>> Start DATASET RECORDS

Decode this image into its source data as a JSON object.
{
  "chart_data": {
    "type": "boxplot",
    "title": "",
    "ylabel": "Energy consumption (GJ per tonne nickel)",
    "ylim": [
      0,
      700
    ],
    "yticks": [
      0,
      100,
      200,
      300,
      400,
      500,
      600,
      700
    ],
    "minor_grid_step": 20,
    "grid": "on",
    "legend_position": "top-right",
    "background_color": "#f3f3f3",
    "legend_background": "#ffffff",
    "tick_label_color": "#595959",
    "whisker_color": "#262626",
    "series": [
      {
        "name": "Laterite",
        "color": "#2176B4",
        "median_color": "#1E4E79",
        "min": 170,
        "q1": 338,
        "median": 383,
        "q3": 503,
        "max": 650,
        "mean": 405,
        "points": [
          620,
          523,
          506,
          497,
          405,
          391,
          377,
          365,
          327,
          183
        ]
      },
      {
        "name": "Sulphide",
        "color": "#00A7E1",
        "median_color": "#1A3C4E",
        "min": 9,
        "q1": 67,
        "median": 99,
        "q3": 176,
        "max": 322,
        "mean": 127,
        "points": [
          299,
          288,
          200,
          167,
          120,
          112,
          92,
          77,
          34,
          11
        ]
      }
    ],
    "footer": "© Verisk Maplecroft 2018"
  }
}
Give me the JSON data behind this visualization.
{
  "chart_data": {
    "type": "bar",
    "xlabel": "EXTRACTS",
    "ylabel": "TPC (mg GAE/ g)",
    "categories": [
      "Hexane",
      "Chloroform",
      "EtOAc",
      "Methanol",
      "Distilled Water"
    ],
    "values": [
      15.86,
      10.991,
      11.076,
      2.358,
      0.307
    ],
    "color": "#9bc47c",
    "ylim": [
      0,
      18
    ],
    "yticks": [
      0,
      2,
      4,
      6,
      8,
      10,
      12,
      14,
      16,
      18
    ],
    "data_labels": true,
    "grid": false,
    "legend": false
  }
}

>> End DATASET RECORDS

§ EXERCISE DIRECTIONS
Repeat each of the entries above precisely as given.

§ SOLVED EXERCISE
Decode this image into its source data as a JSON object.
{
  "chart_data": {
    "type": "boxplot",
    "title": "",
    "ylabel": "Energy consumption (GJ per tonne nickel)",
    "ylim": [
      0,
      700
    ],
    "yticks": [
      0,
      100,
      200,
      300,
      400,
      500,
      600,
      700
    ],
    "minor_grid_step": 20,
    "grid": "on",
    "legend_position": "top-right",
    "background_color": "#f3f3f3",
    "legend_background": "#ffffff",
    "tick_label_color": "#595959",
    "whisker_color": "#262626",
    "series": [
      {
        "name": "Laterite",
        "color": "#2176B4",
        "median_color": "#1E4E79",
        "min": 170,
        "q1": 338,
        "median": 383,
        "q3": 503,
        "max": 650,
        "mean": 405,
        "points": [
          620,
          523,
          506,
          497,
          405,
          391,
          377,
          365,
          327,
          183
        ]
      },
      {
        "name": "Sulphide",
        "color": "#00A7E1",
        "median_color": "#1A3C4E",
        "min": 9,
        "q1": 67,
        "median": 99,
        "q3": 176,
        "max": 322,
        "mean": 127,
        "points": [
          299,
          288,
          200,
          167,
          120,
          112,
          92,
          77,
          34,
          11
        ]
      }
    ],
    "footer": "© Verisk Maplecroft 2018"
  }
}
Give me the JSON data behind this visualization.
{
  "chart_data": {
    "type": "bar",
    "xlabel": "EXTRACTS",
    "ylabel": "TPC (mg GAE/ g)",
    "categories": [
      "Hexane",
      "Chloroform",
      "EtOAc",
      "Methanol",
      "Distilled Water"
    ],
    "values": [
      15.86,
      10.991,
      11.076,
      2.358,
      0.307
    ],
    "color": "#9bc47c",
    "ylim": [
      0,
      18
    ],
    "yticks": [
      0,
      2,
      4,
      6,
      8,
      10,
      12,
      14,
      16,
      18
    ],
    "data_labels": true,
    "grid": false,
    "legend": false
  }
}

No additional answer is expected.